* What is required
Nothing should be left out: output all of the entries exactly.

========================================

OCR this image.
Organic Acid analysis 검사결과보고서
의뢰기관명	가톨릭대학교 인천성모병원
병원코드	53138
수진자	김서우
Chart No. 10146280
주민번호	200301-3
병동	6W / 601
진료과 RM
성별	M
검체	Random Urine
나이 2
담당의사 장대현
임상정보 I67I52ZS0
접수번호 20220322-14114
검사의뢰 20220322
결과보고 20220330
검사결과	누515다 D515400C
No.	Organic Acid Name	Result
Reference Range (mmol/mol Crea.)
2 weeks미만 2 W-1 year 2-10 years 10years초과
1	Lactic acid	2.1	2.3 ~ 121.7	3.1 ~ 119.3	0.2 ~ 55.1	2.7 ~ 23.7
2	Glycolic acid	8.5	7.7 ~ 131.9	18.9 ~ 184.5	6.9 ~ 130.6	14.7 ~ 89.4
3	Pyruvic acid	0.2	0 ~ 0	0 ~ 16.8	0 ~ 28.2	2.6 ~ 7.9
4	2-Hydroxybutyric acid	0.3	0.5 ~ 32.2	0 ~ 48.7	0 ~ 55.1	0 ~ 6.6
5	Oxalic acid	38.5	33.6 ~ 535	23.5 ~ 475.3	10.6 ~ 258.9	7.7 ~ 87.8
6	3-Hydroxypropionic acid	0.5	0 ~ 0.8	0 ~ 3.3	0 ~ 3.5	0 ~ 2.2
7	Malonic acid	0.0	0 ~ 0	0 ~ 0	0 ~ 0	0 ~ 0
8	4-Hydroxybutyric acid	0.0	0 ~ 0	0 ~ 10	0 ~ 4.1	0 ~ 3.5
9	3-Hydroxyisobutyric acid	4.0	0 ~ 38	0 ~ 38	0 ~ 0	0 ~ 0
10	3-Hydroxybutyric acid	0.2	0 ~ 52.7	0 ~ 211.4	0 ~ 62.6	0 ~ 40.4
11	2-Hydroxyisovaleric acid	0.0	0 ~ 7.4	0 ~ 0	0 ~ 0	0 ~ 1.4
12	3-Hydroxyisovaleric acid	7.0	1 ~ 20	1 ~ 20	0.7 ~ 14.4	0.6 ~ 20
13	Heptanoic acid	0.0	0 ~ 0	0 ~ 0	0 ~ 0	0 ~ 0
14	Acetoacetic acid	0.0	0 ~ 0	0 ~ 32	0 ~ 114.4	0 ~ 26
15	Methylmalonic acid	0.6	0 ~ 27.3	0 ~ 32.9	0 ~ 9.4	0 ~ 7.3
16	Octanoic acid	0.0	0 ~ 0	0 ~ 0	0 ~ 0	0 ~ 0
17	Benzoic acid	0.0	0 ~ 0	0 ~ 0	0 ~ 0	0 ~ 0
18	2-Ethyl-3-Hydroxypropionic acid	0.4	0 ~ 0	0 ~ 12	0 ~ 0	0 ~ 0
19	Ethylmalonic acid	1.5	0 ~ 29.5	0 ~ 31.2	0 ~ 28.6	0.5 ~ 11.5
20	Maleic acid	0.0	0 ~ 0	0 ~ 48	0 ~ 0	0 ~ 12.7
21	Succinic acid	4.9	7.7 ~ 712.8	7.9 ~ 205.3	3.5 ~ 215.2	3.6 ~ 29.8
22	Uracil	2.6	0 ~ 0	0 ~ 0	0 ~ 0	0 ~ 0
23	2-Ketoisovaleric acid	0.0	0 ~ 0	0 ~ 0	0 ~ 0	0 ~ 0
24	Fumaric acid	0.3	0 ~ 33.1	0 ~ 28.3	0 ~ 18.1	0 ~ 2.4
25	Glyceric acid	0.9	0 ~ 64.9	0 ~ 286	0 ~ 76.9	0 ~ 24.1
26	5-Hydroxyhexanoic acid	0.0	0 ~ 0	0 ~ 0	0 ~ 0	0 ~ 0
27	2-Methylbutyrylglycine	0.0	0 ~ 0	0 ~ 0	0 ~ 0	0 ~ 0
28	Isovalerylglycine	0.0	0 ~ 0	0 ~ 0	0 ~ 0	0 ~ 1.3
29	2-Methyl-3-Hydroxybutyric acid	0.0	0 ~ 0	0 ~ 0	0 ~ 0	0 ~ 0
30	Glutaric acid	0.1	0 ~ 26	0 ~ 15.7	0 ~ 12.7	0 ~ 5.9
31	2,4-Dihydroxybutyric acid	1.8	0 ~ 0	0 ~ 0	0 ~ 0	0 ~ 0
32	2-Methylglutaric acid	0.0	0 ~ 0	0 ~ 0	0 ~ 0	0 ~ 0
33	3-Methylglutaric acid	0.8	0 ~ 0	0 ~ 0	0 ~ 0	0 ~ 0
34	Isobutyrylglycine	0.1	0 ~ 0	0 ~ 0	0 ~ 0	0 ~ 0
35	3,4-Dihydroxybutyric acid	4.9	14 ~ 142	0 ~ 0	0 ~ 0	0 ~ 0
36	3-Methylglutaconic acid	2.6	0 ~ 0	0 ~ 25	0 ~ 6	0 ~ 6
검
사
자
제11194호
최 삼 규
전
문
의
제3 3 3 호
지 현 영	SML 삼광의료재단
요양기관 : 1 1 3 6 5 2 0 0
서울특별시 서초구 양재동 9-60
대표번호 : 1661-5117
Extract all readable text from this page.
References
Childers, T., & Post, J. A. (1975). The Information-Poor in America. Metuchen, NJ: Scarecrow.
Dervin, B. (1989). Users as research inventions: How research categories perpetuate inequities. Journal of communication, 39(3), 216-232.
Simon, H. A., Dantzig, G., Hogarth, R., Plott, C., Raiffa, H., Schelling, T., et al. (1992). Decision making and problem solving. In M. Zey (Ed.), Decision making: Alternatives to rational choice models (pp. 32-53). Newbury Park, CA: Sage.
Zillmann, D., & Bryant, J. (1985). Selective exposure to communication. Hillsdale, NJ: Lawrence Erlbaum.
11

========================================

* Written reply
OCR this image.
Organic Acid analysis 검사결과보고서
의뢰기관명	가톨릭대학교 인천성모병원
병원코드	53138
수진자	김서우
Chart No. 10146280
주민번호	200301-3
병동	6W / 601
진료과 RM
성별	M
검체	Random Urine
나이 2
담당의사 장대현
임상정보 I67I52ZS0
접수번호 20220322-14114
검사의뢰 20220322
결과보고 20220330
검사결과	누515다 D515400C
No.	Organic Acid Name	Result
Reference Range (mmol/mol Crea.)
2 weeks미만 2 W-1 year 2-10 years 10years초과
1	Lactic acid	2.1	2.3 ~ 121.7	3.1 ~ 119.3	0.2 ~ 55.1	2.7 ~ 23.7
2	Glycolic acid	8.5	7.7 ~ 131.9	18.9 ~ 184.5	6.9 ~ 130.6	14.7 ~ 89.4
3	Pyruvic acid	0.2	0 ~ 0	0 ~ 16.8	0 ~ 28.2	2.6 ~ 7.9
4	2-Hydroxybutyric acid	0.3	0.5 ~ 32.2	0 ~ 48.7	0 ~ 55.1	0 ~ 6.6
5	Oxalic acid	38.5	33.6 ~ 535	23.5 ~ 475.3	10.6 ~ 258.9	7.7 ~ 87.8
6	3-Hydroxypropionic acid	0.5	0 ~ 0.8	0 ~ 3.3	0 ~ 3.5	0 ~ 2.2
7	Malonic acid	0.0	0 ~ 0	0 ~ 0	0 ~ 0	0 ~ 0
8	4-Hydroxybutyric acid	0.0	0 ~ 0	0 ~ 10	0 ~ 4.1	0 ~ 3.5
9	3-Hydroxyisobutyric acid	4.0	0 ~ 38	0 ~ 38	0 ~ 0	0 ~ 0
10	3-Hydroxybutyric acid	0.2	0 ~ 52.7	0 ~ 211.4	0 ~ 62.6	0 ~ 40.4
11	2-Hydroxyisovaleric acid	0.0	0 ~ 7.4	0 ~ 0	0 ~ 0	0 ~ 1.4
12	3-Hydroxyisovaleric acid	7.0	1 ~ 20	1 ~ 20	0.7 ~ 14.4	0.6 ~ 20
13	Heptanoic acid	0.0	0 ~ 0	0 ~ 0	0 ~ 0	0 ~ 0
14	Acetoacetic acid	0.0	0 ~ 0	0 ~ 32	0 ~ 114.4	0 ~ 26
15	Methylmalonic acid	0.6	0 ~ 27.3	0 ~ 32.9	0 ~ 9.4	0 ~ 7.3
16	Octanoic acid	0.0	0 ~ 0	0 ~ 0	0 ~ 0	0 ~ 0
17	Benzoic acid	0.0	0 ~ 0	0 ~ 0	0 ~ 0	0 ~ 0
18	2-Ethyl-3-Hydroxypropionic acid	0.4	0 ~ 0	0 ~ 12	0 ~ 0	0 ~ 0
19	Ethylmalonic acid	1.5	0 ~ 29.5	0 ~ 31.2	0 ~ 28.6	0.5 ~ 11.5
20	Maleic acid	0.0	0 ~ 0	0 ~ 48	0 ~ 0	0 ~ 12.7
21	Succinic acid	4.9	7.7 ~ 712.8	7.9 ~ 205.3	3.5 ~ 215.2	3.6 ~ 29.8
22	Uracil	2.6	0 ~ 0	0 ~ 0	0 ~ 0	0 ~ 0
23	2-Ketoisovaleric acid	0.0	0 ~ 0	0 ~ 0	0 ~ 0	0 ~ 0
24	Fumaric acid	0.3	0 ~ 33.1	0 ~ 28.3	0 ~ 18.1	0 ~ 2.4
25	Glyceric acid	0.9	0 ~ 64.9	0 ~ 286	0 ~ 76.9	0 ~ 24.1
26	5-Hydroxyhexanoic acid	0.0	0 ~ 0	0 ~ 0	0 ~ 0	0 ~ 0
27	2-Methylbutyrylglycine	0.0	0 ~ 0	0 ~ 0	0 ~ 0	0 ~ 0
28	Isovalerylglycine	0.0	0 ~ 0	0 ~ 0	0 ~ 0	0 ~ 1.3
29	2-Methyl-3-Hydroxybutyric acid	0.0	0 ~ 0	0 ~ 0	0 ~ 0	0 ~ 0
30	Glutaric acid	0.1	0 ~ 26	0 ~ 15.7	0 ~ 12.7	0 ~ 5.9
31	2,4-Dihydroxybutyric acid	1.8	0 ~ 0	0 ~ 0	0 ~ 0	0 ~ 0
32	2-Methylglutaric acid	0.0	0 ~ 0	0 ~ 0	0 ~ 0	0 ~ 0
33	3-Methylglutaric acid	0.8	0 ~ 0	0 ~ 0	0 ~ 0	0 ~ 0
34	Isobutyrylglycine	0.1	0 ~ 0	0 ~ 0	0 ~ 0	0 ~ 0
35	3,4-Dihydroxybutyric acid	4.9	14 ~ 142	0 ~ 0	0 ~ 0	0 ~ 0
36	3-Methylglutaconic acid	2.6	0 ~ 0	0 ~ 25	0 ~ 6	0 ~ 6
검
사
자
제11194호
최 삼 규
전
문
의
제3 3 3 호
지 현 영	SML 삼광의료재단
요양기관 : 1 1 3 6 5 2 0 0
서울특별시 서초구 양재동 9-60
대표번호 : 1661-5117
Extract all readable text from this page.
References
Childers, T., & Post, J. A. (1975). The Information-Poor in America. Metuchen, NJ: Scarecrow.
Dervin, B. (1989). Users as research inventions: How research categories perpetuate inequities. Journal of communication, 39(3), 216-232.
Simon, H. A., Dantzig, G., Hogarth, R., Plott, C., Raiffa, H., Schelling, T., et al. (1992). Decision making and problem solving. In M. Zey (Ed.), Decision making: Alternatives to rational choice models (pp. 32-53). Newbury Park, CA: Sage.
Zillmann, D., & Bryant, J. (1985). Selective exposure to communication. Hillsdale, NJ: Lawrence Erlbaum.
11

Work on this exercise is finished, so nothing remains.